---------- Passage shown ----------

SR 293 begins on the Overton-Putnam county line at an intersection with SR 136 north of Bangham. It heads east, in Overton County, along Tommy Dodson Highway (as it is signed in the field) though rural farmland for several miles to enter Rickman and come to an intersection with SR 111. SR 293 turns south along a short concurrency with SR 111 before turning southeast along Rickman Monterey Highway to pass through downtown, where it has an intersection with former SR 42. The highway then leaves Rickman and winds its way through farmland and rural areas for the next several miles before coming to an end at an intersection with SR 84. The entire route of SR 293 is a rural two-lane highway.

----------

Tasks for this exercise:
1) In the passage about SR 293, what intersection marks the end of the route?
2) Among the rows, take the part that opens with the line containing "caption-text-area: 거칠게 하면" and closes with the line containing "ace-logo: ACE bbox=[614, 3, 631, 12]", and write it out with "wall-panel-seam" changed to "wall-panel-joint".

---------- Supplied information ----------

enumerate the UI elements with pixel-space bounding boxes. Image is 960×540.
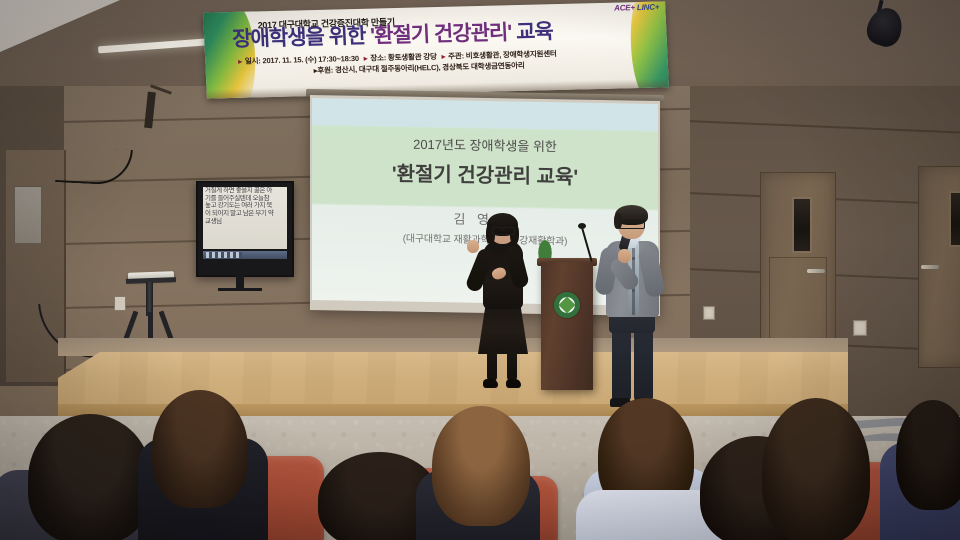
caption-text-area: 거칠게 하면 좋을지 끓은 아 기를 들어주실텐데 오늘참 높고 강기도는 여러… bbox=[203, 187, 287, 249]
wall-panel-seam bbox=[690, 120, 960, 134]
light-switch-left[interactable] bbox=[703, 306, 715, 320]
banner-logo-group: ACE+ LINC+ bbox=[614, 3, 660, 13]
podium-microphone-head bbox=[578, 223, 586, 229]
ace-logo: ACE bbox=[614, 3, 631, 12]
sign-language-interpreter bbox=[465, 216, 545, 396]
interpreter-shoe bbox=[506, 379, 521, 388]
door-handle[interactable] bbox=[807, 269, 825, 273]
speaker-hand bbox=[618, 249, 631, 263]
light-switch-right[interactable] bbox=[853, 320, 867, 336]
bullet-icon: ▸ bbox=[238, 57, 242, 66]
exit-door-2[interactable] bbox=[918, 166, 960, 368]
banner-title-part3: 교육 bbox=[511, 20, 554, 44]
banner-date-label: 일시: bbox=[245, 56, 261, 65]
speaker-leg bbox=[612, 329, 631, 401]
lecturer-speaker bbox=[592, 205, 678, 420]
banner-sponsor-label: 후원: bbox=[317, 66, 333, 75]
interpreter-leg bbox=[487, 348, 497, 382]
slide-subtitle: 2017년도 장애학생을 위한 bbox=[312, 132, 658, 157]
caption-monitor: 거칠게 하면 좋을지 끓은 아 기를 들어주실텐데 오늘참 높고 강기도는 여러… bbox=[196, 181, 294, 277]
banner-place-value: 황토생활관 강당 bbox=[388, 52, 437, 62]
caption-line: 높고 강기도는 여러 가지 북 bbox=[205, 202, 287, 210]
banner-sponsor-value: 경산시, 대구대 절주동아리(HELC), 경상북도 대학생금연동아리 bbox=[335, 61, 525, 75]
left-side-door[interactable] bbox=[6, 150, 66, 382]
event-banner: 2017 대구대학교 건강증진대학 만들기 장애학생을 위한 '환절기 건강관리… bbox=[203, 1, 669, 98]
door-handle[interactable] bbox=[921, 265, 939, 269]
lecture-hall-photo: 2017 대구대학교 건강증진대학 만들기 장애학생을 위한 '환절기 건강관리… bbox=[0, 0, 960, 540]
interpreter-dress-skirt bbox=[478, 302, 528, 354]
bullet-icon: ▸ bbox=[441, 52, 445, 61]
slide-title: '환절기 건강관리 교육' bbox=[312, 156, 658, 191]
banner-place-label: 장소: bbox=[370, 53, 386, 62]
caption-monitor-base bbox=[218, 288, 262, 291]
banner-host-label: 주관: bbox=[448, 51, 464, 60]
interpreter-glasses bbox=[492, 227, 515, 235]
banner-title-part1: 장애학생을 위한 bbox=[232, 25, 371, 51]
cardigan-button bbox=[632, 289, 635, 292]
speaker-glasses bbox=[619, 220, 645, 229]
audience-hair bbox=[28, 414, 152, 540]
left-side-door-window bbox=[14, 186, 42, 244]
linc-logo: LINC+ bbox=[637, 3, 660, 13]
interpreter-signing-hand-right bbox=[467, 240, 479, 253]
audience-hair bbox=[152, 390, 248, 508]
banner-title-highlight: '환절기 건강관리' bbox=[370, 21, 512, 47]
interpreter-leg bbox=[507, 348, 517, 382]
audience-hair bbox=[896, 400, 960, 510]
caption-line: 이 되어지 말고 남은 부기 약 bbox=[205, 210, 287, 218]
speaker-leg bbox=[634, 329, 653, 401]
cardigan-button bbox=[632, 257, 635, 260]
speaker-podium bbox=[541, 262, 593, 390]
bullet-icon: ▸ bbox=[364, 54, 368, 63]
caption-monitor-tray-icons[interactable] bbox=[206, 252, 242, 258]
audience-hair bbox=[762, 398, 870, 540]
interpreter-shoe bbox=[483, 379, 498, 388]
banner-left-graphic bbox=[203, 3, 257, 98]
caption-line: 거칠게 하면 좋을지 끓은 아 bbox=[205, 187, 287, 195]
caption-monitor-stand bbox=[236, 273, 244, 289]
audience-hair bbox=[432, 406, 530, 526]
door-window bbox=[792, 197, 812, 253]
ace-plus-superscript: + bbox=[630, 3, 635, 12]
door-window bbox=[949, 191, 960, 247]
caption-line: 교생님 bbox=[205, 218, 287, 226]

----------

Results by task:
1) The route ends at an intersection with SR 84.

2)
caption-text-area: 거칠게 하면 좋을지 끓은 아 기를 들어주실텐데 오늘참 높고 강기도는 여러… bbox=[203, 187, 287, 249]
wall-panel-joint bbox=[690, 120, 960, 134]
light-switch-left[interactable] bbox=[703, 306, 715, 320]
banner-logo-group: ACE+ LINC+ bbox=[614, 3, 660, 13]
podium-microphone-head bbox=[578, 223, 586, 229]
ace-logo: ACE bbox=[614, 3, 631, 12]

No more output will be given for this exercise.